*Instruction*
The exercise asks you to copy every line below in which "with" appears.

::: Listed records

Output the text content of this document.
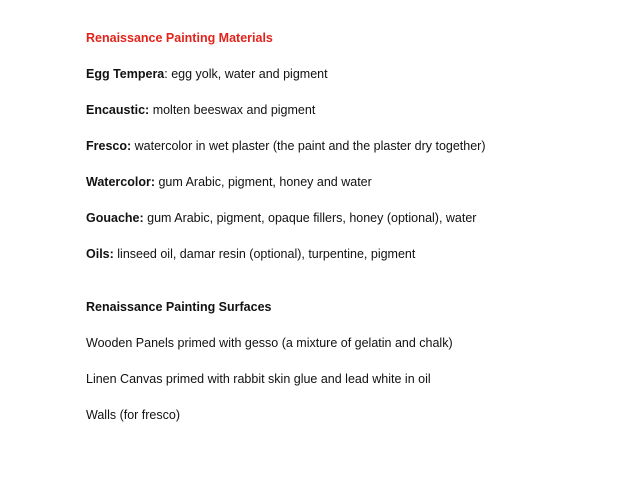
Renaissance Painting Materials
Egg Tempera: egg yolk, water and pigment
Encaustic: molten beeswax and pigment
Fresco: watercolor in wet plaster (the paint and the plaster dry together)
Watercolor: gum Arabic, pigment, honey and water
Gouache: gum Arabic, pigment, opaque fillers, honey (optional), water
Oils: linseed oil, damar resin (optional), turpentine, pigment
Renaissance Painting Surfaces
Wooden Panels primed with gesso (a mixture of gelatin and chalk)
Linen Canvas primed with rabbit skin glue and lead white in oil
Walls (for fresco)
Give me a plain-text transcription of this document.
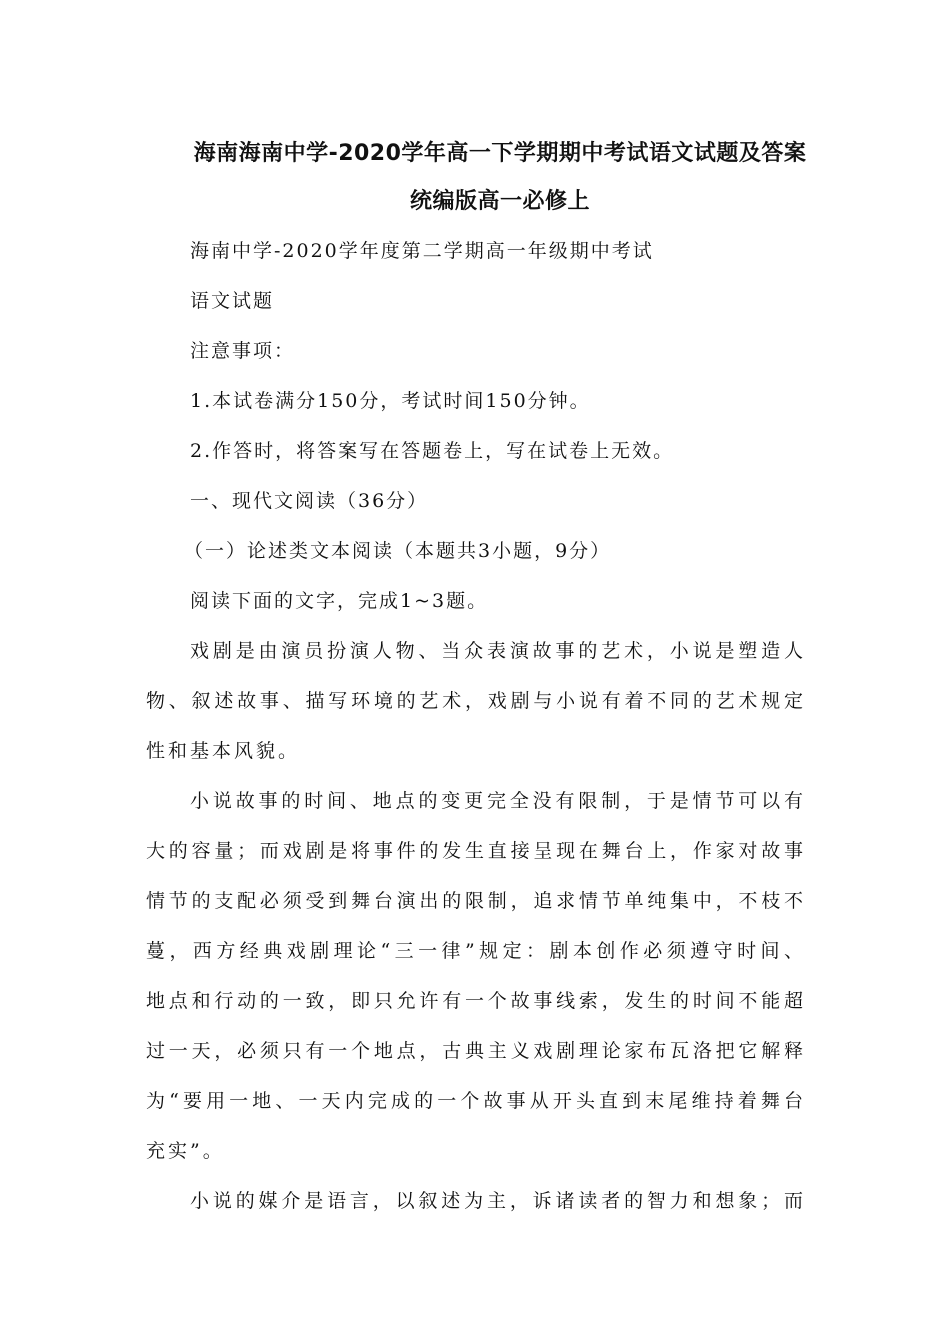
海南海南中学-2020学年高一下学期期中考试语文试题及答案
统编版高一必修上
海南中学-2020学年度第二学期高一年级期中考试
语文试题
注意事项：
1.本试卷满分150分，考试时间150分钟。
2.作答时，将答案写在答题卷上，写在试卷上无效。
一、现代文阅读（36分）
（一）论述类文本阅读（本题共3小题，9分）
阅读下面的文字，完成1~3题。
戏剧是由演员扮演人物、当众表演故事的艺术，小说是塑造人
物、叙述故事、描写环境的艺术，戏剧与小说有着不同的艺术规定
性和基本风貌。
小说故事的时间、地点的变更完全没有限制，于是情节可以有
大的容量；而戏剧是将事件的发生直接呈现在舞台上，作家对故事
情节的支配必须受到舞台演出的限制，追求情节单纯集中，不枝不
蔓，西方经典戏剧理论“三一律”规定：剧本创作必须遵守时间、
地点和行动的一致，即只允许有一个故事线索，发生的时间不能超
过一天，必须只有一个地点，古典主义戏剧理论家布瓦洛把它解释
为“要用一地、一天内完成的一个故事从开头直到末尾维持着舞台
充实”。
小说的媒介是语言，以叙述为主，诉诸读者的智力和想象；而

::::::

*Solution to the problem*
Wooden Panels primed with gesso (a mixture of gelatin and chalk)
Linen Canvas primed with rabbit skin glue and lead white in oil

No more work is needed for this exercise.